Below is a block of records. Copy every line in it that contains the word "rest".
# start of DATA TO USE
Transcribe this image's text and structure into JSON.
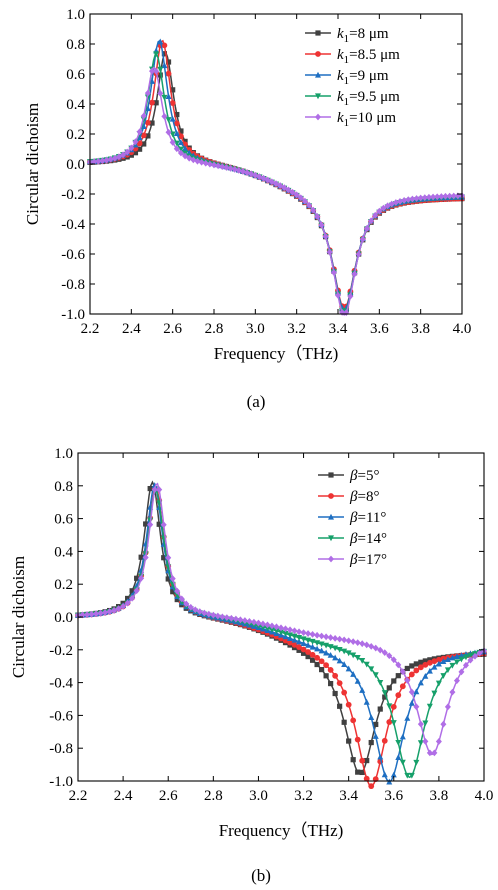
{
  "chart_data": [
    {
      "type": "line",
      "panel_label": "(a)",
      "xlabel": "Frequency（THz)",
      "ylabel": "Circular  dichoism",
      "xlim": [
        2.2,
        4.0
      ],
      "ylim": [
        -1.0,
        1.0
      ],
      "xticks": [
        "2.2",
        "2.4",
        "2.6",
        "2.8",
        "3.0",
        "3.2",
        "3.4",
        "3.6",
        "3.8",
        "4.0"
      ],
      "yticks": [
        "1.0",
        "0.8",
        "0.6",
        "0.4",
        "0.2",
        "0.0",
        "-0.2",
        "-0.4",
        "-0.6",
        "-0.8",
        "-1.0"
      ],
      "legend_position": "top-right",
      "series": [
        {
          "name": "k1=8 μm",
          "var": "k",
          "sub": "1",
          "rest": "=8 μm",
          "color": "#404040",
          "marker": "square",
          "p1": 2.565,
          "a1": 0.75,
          "w1": 0.05,
          "p2": 3.43,
          "a2": 0.78,
          "w2": 0.07,
          "end": -0.22
        },
        {
          "name": "k1=8.5 μm",
          "var": "k",
          "sub": "1",
          "rest": "=8.5 μm",
          "color": "#ee3333",
          "marker": "circle",
          "p1": 2.55,
          "a1": 0.83,
          "w1": 0.05,
          "p2": 3.43,
          "a2": 0.76,
          "w2": 0.07,
          "end": -0.22
        },
        {
          "name": "k1=9 μm",
          "var": "k",
          "sub": "1",
          "rest": "=9 μm",
          "color": "#1e6fc2",
          "marker": "triangle-up",
          "p1": 2.535,
          "a1": 0.83,
          "w1": 0.05,
          "p2": 3.43,
          "a2": 0.78,
          "w2": 0.07,
          "end": -0.21
        },
        {
          "name": "k1=9.5 μm",
          "var": "k",
          "sub": "1",
          "rest": "=9.5 μm",
          "color": "#16a06a",
          "marker": "triangle-down",
          "p1": 2.52,
          "a1": 0.74,
          "w1": 0.05,
          "p2": 3.43,
          "a2": 0.8,
          "w2": 0.07,
          "end": -0.21
        },
        {
          "name": "k1=10 μm",
          "var": "k",
          "sub": "1",
          "rest": "=10 μm",
          "color": "#b06ee6",
          "marker": "diamond",
          "p1": 2.51,
          "a1": 0.65,
          "w1": 0.05,
          "p2": 3.43,
          "a2": 0.82,
          "w2": 0.07,
          "end": -0.2
        }
      ]
    },
    {
      "type": "line",
      "panel_label": "(b)",
      "xlabel": "Frequency（THz)",
      "ylabel": "Circular  dichoism",
      "xlim": [
        2.2,
        4.0
      ],
      "ylim": [
        -1.0,
        1.0
      ],
      "xticks": [
        "2.2",
        "2.4",
        "2.6",
        "2.8",
        "3.0",
        "3.2",
        "3.4",
        "3.6",
        "3.8",
        "4.0"
      ],
      "yticks": [
        "1.0",
        "0.8",
        "0.6",
        "0.4",
        "0.2",
        "0.0",
        "-0.2",
        "-0.4",
        "-0.6",
        "-0.8",
        "-1.0"
      ],
      "legend_position": "top-right",
      "series": [
        {
          "name": "β=5°",
          "var": "β",
          "sub": "",
          "rest": "=5°",
          "color": "#404040",
          "marker": "square",
          "p1": 2.53,
          "a1": 0.83,
          "w1": 0.045,
          "p2": 3.45,
          "a2": 0.76,
          "w2": 0.085,
          "end": -0.21
        },
        {
          "name": "β=8°",
          "var": "β",
          "sub": "",
          "rest": "=8°",
          "color": "#ee3333",
          "marker": "circle",
          "p1": 2.545,
          "a1": 0.8,
          "w1": 0.045,
          "p2": 3.5,
          "a2": 0.84,
          "w2": 0.085,
          "end": -0.2
        },
        {
          "name": "β=11°",
          "var": "β",
          "sub": "",
          "rest": "=11°",
          "color": "#1e6fc2",
          "marker": "triangle-up",
          "p1": 2.54,
          "a1": 0.81,
          "w1": 0.045,
          "p2": 3.58,
          "a2": 0.83,
          "w2": 0.085,
          "end": -0.18
        },
        {
          "name": "β=14°",
          "var": "β",
          "sub": "",
          "rest": "=14°",
          "color": "#16a06a",
          "marker": "triangle-down",
          "p1": 2.545,
          "a1": 0.78,
          "w1": 0.045,
          "p2": 3.67,
          "a2": 0.82,
          "w2": 0.085,
          "end": -0.16
        },
        {
          "name": "β=17°",
          "var": "β",
          "sub": "",
          "rest": "=17°",
          "color": "#b06ee6",
          "marker": "diamond",
          "p1": 2.55,
          "a1": 0.82,
          "w1": 0.045,
          "p2": 3.77,
          "a2": 0.72,
          "w2": 0.085,
          "end": -0.12
        }
      ]
    }
  ]
}
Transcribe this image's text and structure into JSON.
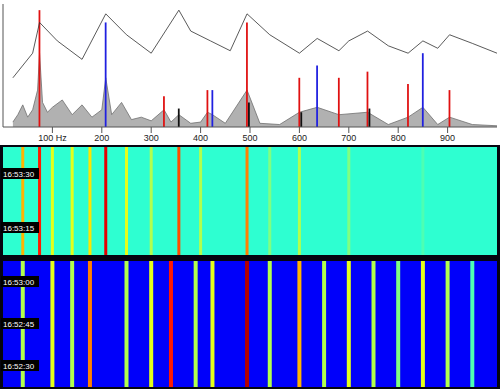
{
  "chart_data": [
    {
      "type": "area",
      "xlim": [
        0,
        1000
      ],
      "xticks": [
        {
          "value": 100,
          "label": "100 Hz"
        },
        200,
        300,
        400,
        500,
        600,
        700,
        800,
        900
      ],
      "ylim": [
        0,
        100
      ],
      "tick_labels": "x",
      "series": [
        {
          "type": "area",
          "color": "#a8a8a8",
          "x": [
            20,
            30,
            40,
            50,
            60,
            70,
            74,
            80,
            90,
            100,
            120,
            140,
            160,
            180,
            200,
            208,
            220,
            240,
            260,
            280,
            300,
            326,
            340,
            356,
            380,
            400,
            414,
            424,
            450,
            494,
            520,
            560,
            600,
            636,
            680,
            738,
            780,
            820,
            850,
            880,
            904,
            950,
            1000
          ],
          "values": [
            4,
            10,
            18,
            8,
            14,
            30,
            60,
            20,
            12,
            16,
            22,
            10,
            18,
            8,
            14,
            40,
            10,
            20,
            6,
            8,
            5,
            14,
            4,
            10,
            3,
            4,
            12,
            10,
            3,
            30,
            3,
            2,
            12,
            16,
            10,
            12,
            2,
            8,
            16,
            2,
            8,
            2,
            1
          ]
        },
        {
          "type": "bar",
          "color": "#e01010",
          "x": [
            74,
            326,
            414,
            494,
            600,
            680,
            738,
            820,
            904
          ],
          "values": [
            95,
            25,
            30,
            85,
            40,
            40,
            45,
            35,
            30
          ]
        },
        {
          "type": "bar",
          "color": "#2020e0",
          "x": [
            208,
            424,
            636,
            850
          ],
          "values": [
            85,
            30,
            50,
            60
          ]
        },
        {
          "type": "bar",
          "color": "#101010",
          "x": [
            356,
            498,
            604,
            742
          ],
          "values": [
            15,
            20,
            12,
            15
          ]
        },
        {
          "type": "line",
          "color": "#303030",
          "x": [
            20,
            60,
            74,
            110,
            160,
            208,
            250,
            300,
            356,
            380,
            420,
            460,
            494,
            540,
            600,
            636,
            680,
            700,
            738,
            780,
            820,
            850,
            880,
            904,
            950,
            1000
          ],
          "values": [
            40,
            60,
            85,
            70,
            55,
            92,
            75,
            60,
            95,
            78,
            70,
            62,
            92,
            75,
            60,
            72,
            62,
            70,
            78,
            66,
            60,
            70,
            64,
            75,
            68,
            60
          ]
        }
      ]
    },
    {
      "type": "heatmap",
      "rows": [
        "16:53:30",
        "16:53:15"
      ],
      "clim": [
        0,
        1
      ],
      "background": 0.42,
      "x": [
        40,
        74,
        100,
        140,
        176,
        208,
        250,
        300,
        356,
        400,
        494,
        540,
        600,
        700,
        850
      ],
      "values": [
        0.7,
        0.85,
        0.6,
        0.6,
        0.65,
        0.9,
        0.6,
        0.55,
        0.8,
        0.55,
        0.75,
        0.5,
        0.55,
        0.5,
        0.45
      ]
    },
    {
      "type": "heatmap",
      "rows": [
        "16:53:00",
        "16:52:45",
        "16:52:30"
      ],
      "clim": [
        0,
        1
      ],
      "background": 0.12,
      "x": [
        40,
        100,
        140,
        176,
        250,
        300,
        340,
        390,
        424,
        494,
        540,
        600,
        650,
        700,
        750,
        800,
        850,
        900,
        950
      ],
      "values": [
        0.55,
        0.6,
        0.55,
        0.75,
        0.55,
        0.6,
        0.85,
        0.55,
        0.6,
        0.95,
        0.55,
        0.7,
        0.55,
        0.6,
        0.55,
        0.5,
        0.6,
        0.55,
        0.45
      ]
    }
  ]
}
# end of DATA TO USE
EXPECTED ANSWER:
          "rest": "=8 μm",
          "rest": "=8.5 μm",
          "rest": "=9 μm",
          "rest": "=9.5 μm",
          "rest": "=10 μm",
          "rest": "=5°",
          "rest": "=8°",
          "rest": "=11°",
          "rest": "=14°",
          "rest": "=17°",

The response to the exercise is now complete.